Beneath this sentence is a set of records; write each of them out exactly.

Dataset records
***

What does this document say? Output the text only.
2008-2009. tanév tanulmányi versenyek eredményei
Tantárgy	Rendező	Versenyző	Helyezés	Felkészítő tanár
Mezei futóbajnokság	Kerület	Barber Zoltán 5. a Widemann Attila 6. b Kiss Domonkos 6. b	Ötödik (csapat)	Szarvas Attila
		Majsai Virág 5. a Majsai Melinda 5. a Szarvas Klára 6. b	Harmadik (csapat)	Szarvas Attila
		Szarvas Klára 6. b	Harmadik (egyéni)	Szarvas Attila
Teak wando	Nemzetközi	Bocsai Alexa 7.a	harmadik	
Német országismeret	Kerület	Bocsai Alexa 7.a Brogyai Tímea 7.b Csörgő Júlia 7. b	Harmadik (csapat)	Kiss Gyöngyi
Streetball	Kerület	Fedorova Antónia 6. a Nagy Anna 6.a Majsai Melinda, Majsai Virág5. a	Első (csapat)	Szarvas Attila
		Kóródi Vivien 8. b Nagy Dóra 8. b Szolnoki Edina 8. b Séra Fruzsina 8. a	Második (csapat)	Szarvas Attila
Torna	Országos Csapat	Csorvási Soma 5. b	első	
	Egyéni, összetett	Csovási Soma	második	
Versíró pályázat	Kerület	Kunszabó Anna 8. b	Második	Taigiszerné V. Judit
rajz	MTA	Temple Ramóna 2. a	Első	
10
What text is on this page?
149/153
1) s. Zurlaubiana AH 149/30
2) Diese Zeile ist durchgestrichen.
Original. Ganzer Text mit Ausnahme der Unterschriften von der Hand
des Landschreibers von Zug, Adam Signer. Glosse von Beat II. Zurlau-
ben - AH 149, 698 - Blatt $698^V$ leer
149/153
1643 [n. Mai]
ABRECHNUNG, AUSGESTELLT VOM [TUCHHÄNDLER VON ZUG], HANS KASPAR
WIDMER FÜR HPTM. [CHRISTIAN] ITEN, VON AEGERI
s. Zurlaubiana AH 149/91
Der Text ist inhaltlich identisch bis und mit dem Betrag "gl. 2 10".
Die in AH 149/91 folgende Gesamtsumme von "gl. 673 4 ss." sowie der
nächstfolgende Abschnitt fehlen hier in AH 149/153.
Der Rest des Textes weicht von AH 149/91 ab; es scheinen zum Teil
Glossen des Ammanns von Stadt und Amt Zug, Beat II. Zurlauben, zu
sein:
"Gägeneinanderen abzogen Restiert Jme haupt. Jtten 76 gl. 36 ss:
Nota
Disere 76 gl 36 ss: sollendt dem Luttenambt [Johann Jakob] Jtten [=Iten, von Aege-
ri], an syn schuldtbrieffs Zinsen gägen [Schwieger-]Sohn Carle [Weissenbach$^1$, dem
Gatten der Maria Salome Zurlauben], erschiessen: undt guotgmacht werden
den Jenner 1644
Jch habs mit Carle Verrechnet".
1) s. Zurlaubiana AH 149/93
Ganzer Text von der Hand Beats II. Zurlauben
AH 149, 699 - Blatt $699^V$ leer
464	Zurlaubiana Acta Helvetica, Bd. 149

***

Result
What does this document say? Output the text only.
2008-2009. tanév tanulmányi versenyek eredményei
Tantárgy	Rendező	Versenyző	Helyezés	Felkészítő tanár
Mezei futóbajnokság	Kerület	Barber Zoltán 5. a Widemann Attila 6. b Kiss Domonkos 6. b	Ötödik (csapat)	Szarvas Attila
		Majsai Virág 5. a Majsai Melinda 5. a Szarvas Klára 6. b	Harmadik (csapat)	Szarvas Attila
		Szarvas Klára 6. b	Harmadik (egyéni)	Szarvas Attila
Teak wando	Nemzetközi	Bocsai Alexa 7.a	harmadik	
Német országismeret	Kerület	Bocsai Alexa 7.a Brogyai Tímea 7.b Csörgő Júlia 7. b	Harmadik (csapat)	Kiss Gyöngyi
Streetball	Kerület	Fedorova Antónia 6. a Nagy Anna 6.a Majsai Melinda, Majsai Virág5. a	Első (csapat)	Szarvas Attila
		Kóródi Vivien 8. b Nagy Dóra 8. b Szolnoki Edina 8. b Séra Fruzsina 8. a	Második (csapat)	Szarvas Attila
Torna	Országos Csapat	Csorvási Soma 5. b	első	
	Egyéni, összetett	Csovási Soma	második	
Versíró pályázat	Kerület	Kunszabó Anna 8. b	Második	Taigiszerné V. Judit
rajz	MTA	Temple Ramóna 2. a	Első	
10
What text is on this page?
149/153
1) s. Zurlaubiana AH 149/30
2) Diese Zeile ist durchgestrichen.
Original. Ganzer Text mit Ausnahme der Unterschriften von der Hand
des Landschreibers von Zug, Adam Signer. Glosse von Beat II. Zurlau-
ben - AH 149, 698 - Blatt $698^V$ leer
149/153
1643 [n. Mai]
ABRECHNUNG, AUSGESTELLT VOM [TUCHHÄNDLER VON ZUG], HANS KASPAR
WIDMER FÜR HPTM. [CHRISTIAN] ITEN, VON AEGERI
s. Zurlaubiana AH 149/91
Der Text ist inhaltlich identisch bis und mit dem Betrag "gl. 2 10".
Die in AH 149/91 folgende Gesamtsumme von "gl. 673 4 ss." sowie der
nächstfolgende Abschnitt fehlen hier in AH 149/153.
Der Rest des Textes weicht von AH 149/91 ab; es scheinen zum Teil
Glossen des Ammanns von Stadt und Amt Zug, Beat II. Zurlauben, zu
sein:
"Gägeneinanderen abzogen Restiert Jme haupt. Jtten 76 gl. 36 ss:
Nota
Disere 76 gl 36 ss: sollendt dem Luttenambt [Johann Jakob] Jtten [=Iten, von Aege-
ri], an syn schuldtbrieffs Zinsen gägen [Schwieger-]Sohn Carle [Weissenbach$^1$, dem
Gatten der Maria Salome Zurlauben], erschiessen: undt guotgmacht werden
den Jenner 1644
Jch habs mit Carle Verrechnet".
1) s. Zurlaubiana AH 149/93
Ganzer Text von der Hand Beats II. Zurlauben
AH 149, 699 - Blatt $699^V$ leer
464	Zurlaubiana Acta Helvetica, Bd. 149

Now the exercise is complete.